Exercise goal> Extract the records in full, leaving every picture out.

Materials provided>
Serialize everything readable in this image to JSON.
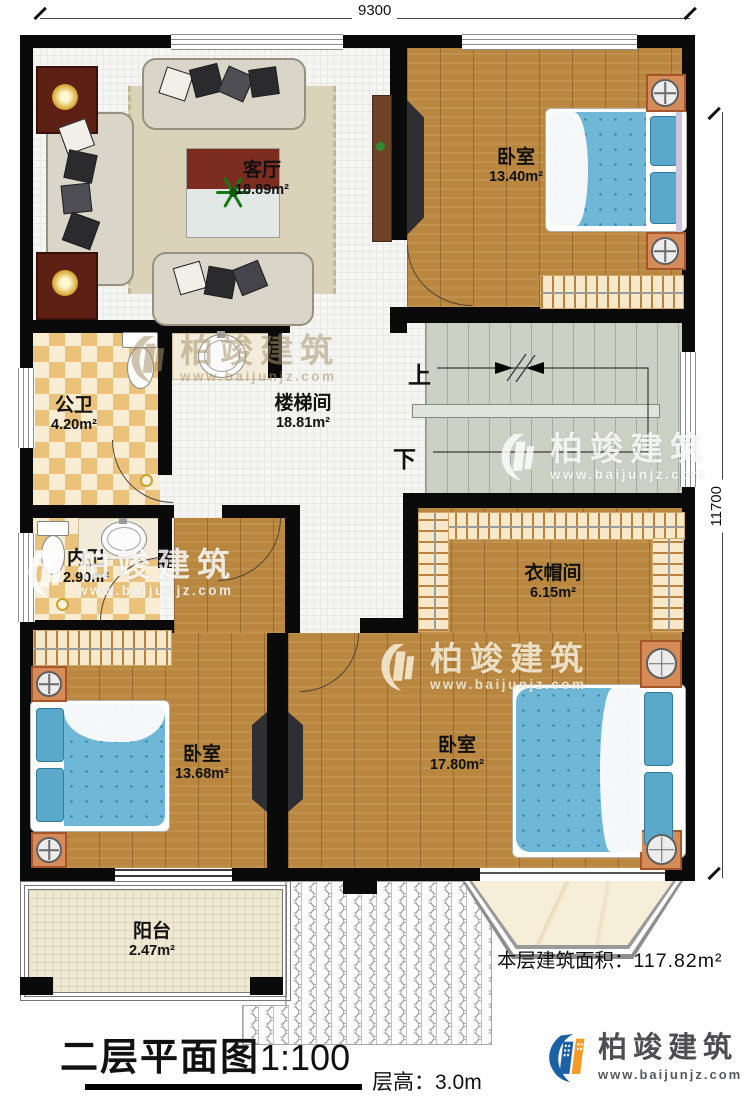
{
  "dimensions": {
    "width_label": "9300",
    "height_label": "11700"
  },
  "rooms": {
    "living": {
      "name": "客厅",
      "area": "18.89m²"
    },
    "bedroom_top_right": {
      "name": "卧室",
      "area": "13.40m²"
    },
    "public_bath": {
      "name": "公卫",
      "area": "4.20m²"
    },
    "stair_hall": {
      "name": "楼梯间",
      "area": "18.81m²"
    },
    "inner_bath": {
      "name": "内卫",
      "area": "2.90m²"
    },
    "cloakroom": {
      "name": "衣帽间",
      "area": "6.15m²"
    },
    "bedroom_bottom_left": {
      "name": "卧室",
      "area": "13.68m²"
    },
    "bedroom_bottom_right": {
      "name": "卧室",
      "area": "17.80m²"
    },
    "balcony": {
      "name": "阳台",
      "area": "2.47m²"
    }
  },
  "stairs": {
    "up_label": "上",
    "down_label": "下"
  },
  "annotations": {
    "floor_area_label": "本层建筑面积：",
    "floor_area_value": "117.82m²",
    "plan_title": "二层平面图",
    "plan_scale": "1:100",
    "floor_height": "层高：3.0m"
  },
  "brand": {
    "name": "柏竣建筑",
    "url": "www.baijunjz.com"
  },
  "watermark": {
    "name": "柏竣建筑",
    "url": "www.baijunjz.com"
  },
  "colors": {
    "accent_blue": "#1b61a6",
    "accent_orange": "#f59a23",
    "wall": "#0a0a0a"
  }
}
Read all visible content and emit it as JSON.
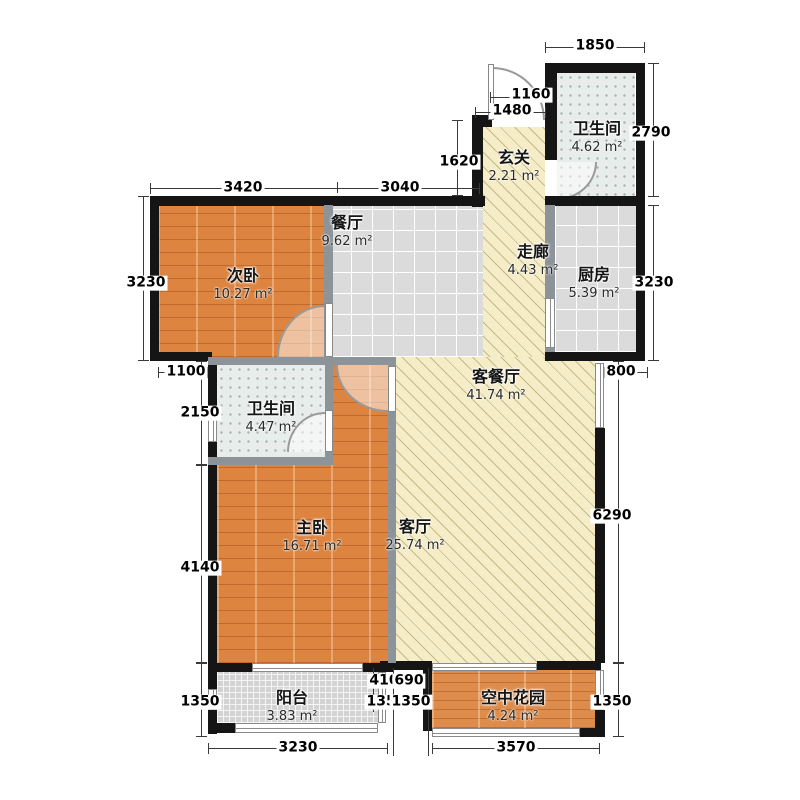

Solution to this task>
Serialize everything readable in this image to JSON.
{
  "dimensions": {
    "width_label": "9300",
    "height_label": "11700"
  },
  "rooms": {
    "living": {
      "name": "客厅",
      "area": "18.89m²"
    },
    "bedroom_top_right": {
      "name": "卧室",
      "area": "13.40m²"
    },
    "public_bath": {
      "name": "公卫",
      "area": "4.20m²"
    },
    "stair_hall": {
      "name": "楼梯间",
      "area": "18.81m²"
    },
    "inner_bath": {
      "name": "内卫",
      "area": "2.90m²"
    },
    "cloakroom": {
      "name": "衣帽间",
      "area": "6.15m²"
    },
    "bedroom_bottom_left": {
      "name": "卧室",
      "area": "13.68m²"
    },
    "bedroom_bottom_right": {
      "name": "卧室",
      "area": "17.80m²"
    },
    "balcony": {
      "name": "阳台",
      "area": "2.47m²"
    }
  },
  "stairs": {
    "up_label": "上",
    "down_label": "下"
  },
  "annotations": {
    "floor_area_label": "本层建筑面积：",
    "floor_area_value": "117.82m²",
    "plan_title": "二层平面图",
    "plan_scale": "1:100",
    "floor_height": "层高：3.0m"
  },
  "brand": {
    "name": "柏竣建筑",
    "url": "www.baijunjz.com"
  },
  "watermark": {
    "name": "柏竣建筑",
    "url": "www.baijunjz.com"
  },
  "colors": {
    "accent_blue": "#1b61a6",
    "accent_orange": "#f59a23",
    "wall": "#0a0a0a"
  }
}
Read all visible content and emit it as JSON.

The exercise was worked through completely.